━━━ SUPPLIED MATERIAL ━━━

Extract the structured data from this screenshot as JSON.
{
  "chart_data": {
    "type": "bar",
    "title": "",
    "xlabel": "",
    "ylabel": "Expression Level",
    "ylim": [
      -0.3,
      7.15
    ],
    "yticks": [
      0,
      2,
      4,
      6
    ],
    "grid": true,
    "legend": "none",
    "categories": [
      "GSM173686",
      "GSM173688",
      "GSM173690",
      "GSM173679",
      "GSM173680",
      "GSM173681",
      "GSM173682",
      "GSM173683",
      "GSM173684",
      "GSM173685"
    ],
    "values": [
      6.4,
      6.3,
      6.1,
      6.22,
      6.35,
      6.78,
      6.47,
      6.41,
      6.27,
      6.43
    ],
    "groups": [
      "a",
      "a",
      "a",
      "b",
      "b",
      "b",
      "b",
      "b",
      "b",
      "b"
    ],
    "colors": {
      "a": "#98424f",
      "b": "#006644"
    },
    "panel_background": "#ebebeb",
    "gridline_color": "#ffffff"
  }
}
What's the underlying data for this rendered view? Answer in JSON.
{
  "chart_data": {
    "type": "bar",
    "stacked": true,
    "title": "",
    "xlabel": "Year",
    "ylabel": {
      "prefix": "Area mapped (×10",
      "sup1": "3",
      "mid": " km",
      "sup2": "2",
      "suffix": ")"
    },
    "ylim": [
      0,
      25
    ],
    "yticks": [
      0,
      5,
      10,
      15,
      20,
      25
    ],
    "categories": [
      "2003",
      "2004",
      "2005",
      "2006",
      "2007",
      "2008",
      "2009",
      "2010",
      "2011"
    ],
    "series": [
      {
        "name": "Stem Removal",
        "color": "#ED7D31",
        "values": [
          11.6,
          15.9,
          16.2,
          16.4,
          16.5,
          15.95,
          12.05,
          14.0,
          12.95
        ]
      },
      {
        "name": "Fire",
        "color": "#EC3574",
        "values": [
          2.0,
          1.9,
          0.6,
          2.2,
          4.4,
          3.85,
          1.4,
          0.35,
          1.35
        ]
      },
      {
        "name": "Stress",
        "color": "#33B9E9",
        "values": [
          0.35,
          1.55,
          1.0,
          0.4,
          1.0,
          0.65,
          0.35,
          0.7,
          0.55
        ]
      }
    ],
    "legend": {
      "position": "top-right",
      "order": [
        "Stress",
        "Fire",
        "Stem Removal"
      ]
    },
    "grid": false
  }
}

━━━

**DIRECTIONS FOR THIS TASK:** Please restate the whole listing word for word.

**PROBLEM SOLUTION:**
Extract the structured data from this screenshot as JSON.
{
  "chart_data": {
    "type": "bar",
    "title": "",
    "xlabel": "",
    "ylabel": "Expression Level",
    "ylim": [
      -0.3,
      7.15
    ],
    "yticks": [
      0,
      2,
      4,
      6
    ],
    "grid": true,
    "legend": "none",
    "categories": [
      "GSM173686",
      "GSM173688",
      "GSM173690",
      "GSM173679",
      "GSM173680",
      "GSM173681",
      "GSM173682",
      "GSM173683",
      "GSM173684",
      "GSM173685"
    ],
    "values": [
      6.4,
      6.3,
      6.1,
      6.22,
      6.35,
      6.78,
      6.47,
      6.41,
      6.27,
      6.43
    ],
    "groups": [
      "a",
      "a",
      "a",
      "b",
      "b",
      "b",
      "b",
      "b",
      "b",
      "b"
    ],
    "colors": {
      "a": "#98424f",
      "b": "#006644"
    },
    "panel_background": "#ebebeb",
    "gridline_color": "#ffffff"
  }
}
What's the underlying data for this rendered view? Answer in JSON.
{
  "chart_data": {
    "type": "bar",
    "stacked": true,
    "title": "",
    "xlabel": "Year",
    "ylabel": {
      "prefix": "Area mapped (×10",
      "sup1": "3",
      "mid": " km",
      "sup2": "2",
      "suffix": ")"
    },
    "ylim": [
      0,
      25
    ],
    "yticks": [
      0,
      5,
      10,
      15,
      20,
      25
    ],
    "categories": [
      "2003",
      "2004",
      "2005",
      "2006",
      "2007",
      "2008",
      "2009",
      "2010",
      "2011"
    ],
    "series": [
      {
        "name": "Stem Removal",
        "color": "#ED7D31",
        "values": [
          11.6,
          15.9,
          16.2,
          16.4,
          16.5,
          15.95,
          12.05,
          14.0,
          12.95
        ]
      },
      {
        "name": "Fire",
        "color": "#EC3574",
        "values": [
          2.0,
          1.9,
          0.6,
          2.2,
          4.4,
          3.85,
          1.4,
          0.35,
          1.35
        ]
      },
      {
        "name": "Stress",
        "color": "#33B9E9",
        "values": [
          0.35,
          1.55,
          1.0,
          0.4,
          1.0,
          0.65,
          0.35,
          0.7,
          0.55
        ]
      }
    ],
    "legend": {
      "position": "top-right",
      "order": [
        "Stress",
        "Fire",
        "Stem Removal"
      ]
    },
    "grid": false
  }
}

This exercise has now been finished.